*PROBLEM DESCRIPTION*. Every record that appears below should be transcribed exactly.

*EXERCISE MATERIAL*.
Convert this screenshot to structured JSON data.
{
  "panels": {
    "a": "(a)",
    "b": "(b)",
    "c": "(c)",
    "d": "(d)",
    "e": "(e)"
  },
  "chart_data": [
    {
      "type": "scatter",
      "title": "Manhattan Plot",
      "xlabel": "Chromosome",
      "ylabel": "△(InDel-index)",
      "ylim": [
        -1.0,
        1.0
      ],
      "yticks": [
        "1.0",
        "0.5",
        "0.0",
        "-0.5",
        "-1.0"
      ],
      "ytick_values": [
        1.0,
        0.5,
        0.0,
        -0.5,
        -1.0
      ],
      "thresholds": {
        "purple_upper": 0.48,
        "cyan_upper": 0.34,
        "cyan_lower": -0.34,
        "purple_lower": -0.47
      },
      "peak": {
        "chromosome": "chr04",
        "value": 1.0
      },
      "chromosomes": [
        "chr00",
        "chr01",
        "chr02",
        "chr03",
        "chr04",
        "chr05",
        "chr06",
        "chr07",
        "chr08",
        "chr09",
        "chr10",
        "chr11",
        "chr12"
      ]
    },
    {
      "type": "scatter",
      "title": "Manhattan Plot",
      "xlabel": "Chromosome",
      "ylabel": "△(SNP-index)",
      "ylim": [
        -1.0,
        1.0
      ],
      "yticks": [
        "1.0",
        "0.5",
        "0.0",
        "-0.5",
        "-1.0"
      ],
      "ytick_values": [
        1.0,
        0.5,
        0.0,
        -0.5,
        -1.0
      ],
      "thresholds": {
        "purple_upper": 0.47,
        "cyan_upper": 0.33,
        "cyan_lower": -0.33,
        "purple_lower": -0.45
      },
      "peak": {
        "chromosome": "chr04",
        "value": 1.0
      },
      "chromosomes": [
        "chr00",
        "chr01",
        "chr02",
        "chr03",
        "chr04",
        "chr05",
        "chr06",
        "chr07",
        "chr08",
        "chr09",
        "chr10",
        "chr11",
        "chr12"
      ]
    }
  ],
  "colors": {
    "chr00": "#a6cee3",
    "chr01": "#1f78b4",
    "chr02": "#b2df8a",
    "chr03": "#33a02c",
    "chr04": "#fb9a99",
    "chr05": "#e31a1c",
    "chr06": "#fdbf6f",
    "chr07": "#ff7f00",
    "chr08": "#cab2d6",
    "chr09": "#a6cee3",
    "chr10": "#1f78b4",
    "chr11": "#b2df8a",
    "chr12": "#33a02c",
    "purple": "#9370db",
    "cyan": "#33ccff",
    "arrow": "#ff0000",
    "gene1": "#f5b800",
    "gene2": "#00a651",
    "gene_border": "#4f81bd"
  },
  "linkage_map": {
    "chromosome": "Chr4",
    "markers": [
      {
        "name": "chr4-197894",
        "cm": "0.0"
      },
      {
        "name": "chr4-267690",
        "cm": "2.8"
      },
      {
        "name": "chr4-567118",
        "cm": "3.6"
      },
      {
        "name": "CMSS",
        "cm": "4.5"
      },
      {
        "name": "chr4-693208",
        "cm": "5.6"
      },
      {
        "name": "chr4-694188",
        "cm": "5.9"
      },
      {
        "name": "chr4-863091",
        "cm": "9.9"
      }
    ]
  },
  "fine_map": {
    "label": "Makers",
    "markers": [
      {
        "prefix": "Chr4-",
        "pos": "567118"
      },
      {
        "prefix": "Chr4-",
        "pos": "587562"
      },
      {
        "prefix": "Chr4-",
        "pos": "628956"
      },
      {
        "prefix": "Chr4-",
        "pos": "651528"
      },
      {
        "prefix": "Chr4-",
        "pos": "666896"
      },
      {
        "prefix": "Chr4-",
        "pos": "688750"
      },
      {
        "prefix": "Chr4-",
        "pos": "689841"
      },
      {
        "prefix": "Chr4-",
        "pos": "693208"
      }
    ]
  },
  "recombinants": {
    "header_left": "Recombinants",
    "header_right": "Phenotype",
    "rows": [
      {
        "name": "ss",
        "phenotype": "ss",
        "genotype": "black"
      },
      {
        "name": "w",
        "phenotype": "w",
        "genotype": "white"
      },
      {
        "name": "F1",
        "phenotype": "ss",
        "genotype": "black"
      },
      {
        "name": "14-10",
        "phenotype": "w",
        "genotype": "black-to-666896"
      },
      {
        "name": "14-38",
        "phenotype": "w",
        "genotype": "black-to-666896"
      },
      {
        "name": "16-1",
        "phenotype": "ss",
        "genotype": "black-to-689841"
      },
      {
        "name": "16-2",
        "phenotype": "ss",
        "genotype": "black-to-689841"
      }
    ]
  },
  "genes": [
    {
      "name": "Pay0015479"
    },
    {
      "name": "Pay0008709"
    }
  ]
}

*RESPONSE TO THIS EXERCISE*.
Convert this screenshot to structured JSON data.
{
  "panels": {
    "a": "(a)",
    "b": "(b)",
    "c": "(c)",
    "d": "(d)",
    "e": "(e)"
  },
  "chart_data": [
    {
      "type": "scatter",
      "title": "Manhattan Plot",
      "xlabel": "Chromosome",
      "ylabel": "△(InDel-index)",
      "ylim": [
        -1.0,
        1.0
      ],
      "yticks": [
        "1.0",
        "0.5",
        "0.0",
        "-0.5",
        "-1.0"
      ],
      "ytick_values": [
        1.0,
        0.5,
        0.0,
        -0.5,
        -1.0
      ],
      "thresholds": {
        "purple_upper": 0.48,
        "cyan_upper": 0.34,
        "cyan_lower": -0.34,
        "purple_lower": -0.47
      },
      "peak": {
        "chromosome": "chr04",
        "value": 1.0
      },
      "chromosomes": [
        "chr00",
        "chr01",
        "chr02",
        "chr03",
        "chr04",
        "chr05",
        "chr06",
        "chr07",
        "chr08",
        "chr09",
        "chr10",
        "chr11",
        "chr12"
      ]
    },
    {
      "type": "scatter",
      "title": "Manhattan Plot",
      "xlabel": "Chromosome",
      "ylabel": "△(SNP-index)",
      "ylim": [
        -1.0,
        1.0
      ],
      "yticks": [
        "1.0",
        "0.5",
        "0.0",
        "-0.5",
        "-1.0"
      ],
      "ytick_values": [
        1.0,
        0.5,
        0.0,
        -0.5,
        -1.0
      ],
      "thresholds": {
        "purple_upper": 0.47,
        "cyan_upper": 0.33,
        "cyan_lower": -0.33,
        "purple_lower": -0.45
      },
      "peak": {
        "chromosome": "chr04",
        "value": 1.0
      },
      "chromosomes": [
        "chr00",
        "chr01",
        "chr02",
        "chr03",
        "chr04",
        "chr05",
        "chr06",
        "chr07",
        "chr08",
        "chr09",
        "chr10",
        "chr11",
        "chr12"
      ]
    }
  ],
  "colors": {
    "chr00": "#a6cee3",
    "chr01": "#1f78b4",
    "chr02": "#b2df8a",
    "chr03": "#33a02c",
    "chr04": "#fb9a99",
    "chr05": "#e31a1c",
    "chr06": "#fdbf6f",
    "chr07": "#ff7f00",
    "chr08": "#cab2d6",
    "chr09": "#a6cee3",
    "chr10": "#1f78b4",
    "chr11": "#b2df8a",
    "chr12": "#33a02c",
    "purple": "#9370db",
    "cyan": "#33ccff",
    "arrow": "#ff0000",
    "gene1": "#f5b800",
    "gene2": "#00a651",
    "gene_border": "#4f81bd"
  },
  "linkage_map": {
    "chromosome": "Chr4",
    "markers": [
      {
        "name": "chr4-197894",
        "cm": "0.0"
      },
      {
        "name": "chr4-267690",
        "cm": "2.8"
      },
      {
        "name": "chr4-567118",
        "cm": "3.6"
      },
      {
        "name": "CMSS",
        "cm": "4.5"
      },
      {
        "name": "chr4-693208",
        "cm": "5.6"
      },
      {
        "name": "chr4-694188",
        "cm": "5.9"
      },
      {
        "name": "chr4-863091",
        "cm": "9.9"
      }
    ]
  },
  "fine_map": {
    "label": "Makers",
    "markers": [
      {
        "prefix": "Chr4-",
        "pos": "567118"
      },
      {
        "prefix": "Chr4-",
        "pos": "587562"
      },
      {
        "prefix": "Chr4-",
        "pos": "628956"
      },
      {
        "prefix": "Chr4-",
        "pos": "651528"
      },
      {
        "prefix": "Chr4-",
        "pos": "666896"
      },
      {
        "prefix": "Chr4-",
        "pos": "688750"
      },
      {
        "prefix": "Chr4-",
        "pos": "689841"
      },
      {
        "prefix": "Chr4-",
        "pos": "693208"
      }
    ]
  },
  "recombinants": {
    "header_left": "Recombinants",
    "header_right": "Phenotype",
    "rows": [
      {
        "name": "ss",
        "phenotype": "ss",
        "genotype": "black"
      },
      {
        "name": "w",
        "phenotype": "w",
        "genotype": "white"
      },
      {
        "name": "F1",
        "phenotype": "ss",
        "genotype": "black"
      },
      {
        "name": "14-10",
        "phenotype": "w",
        "genotype": "black-to-666896"
      },
      {
        "name": "14-38",
        "phenotype": "w",
        "genotype": "black-to-666896"
      },
      {
        "name": "16-1",
        "phenotype": "ss",
        "genotype": "black-to-689841"
      },
      {
        "name": "16-2",
        "phenotype": "ss",
        "genotype": "black-to-689841"
      }
    ]
  },
  "genes": [
    {
      "name": "Pay0015479"
    },
    {
      "name": "Pay0008709"
    }
  ]
}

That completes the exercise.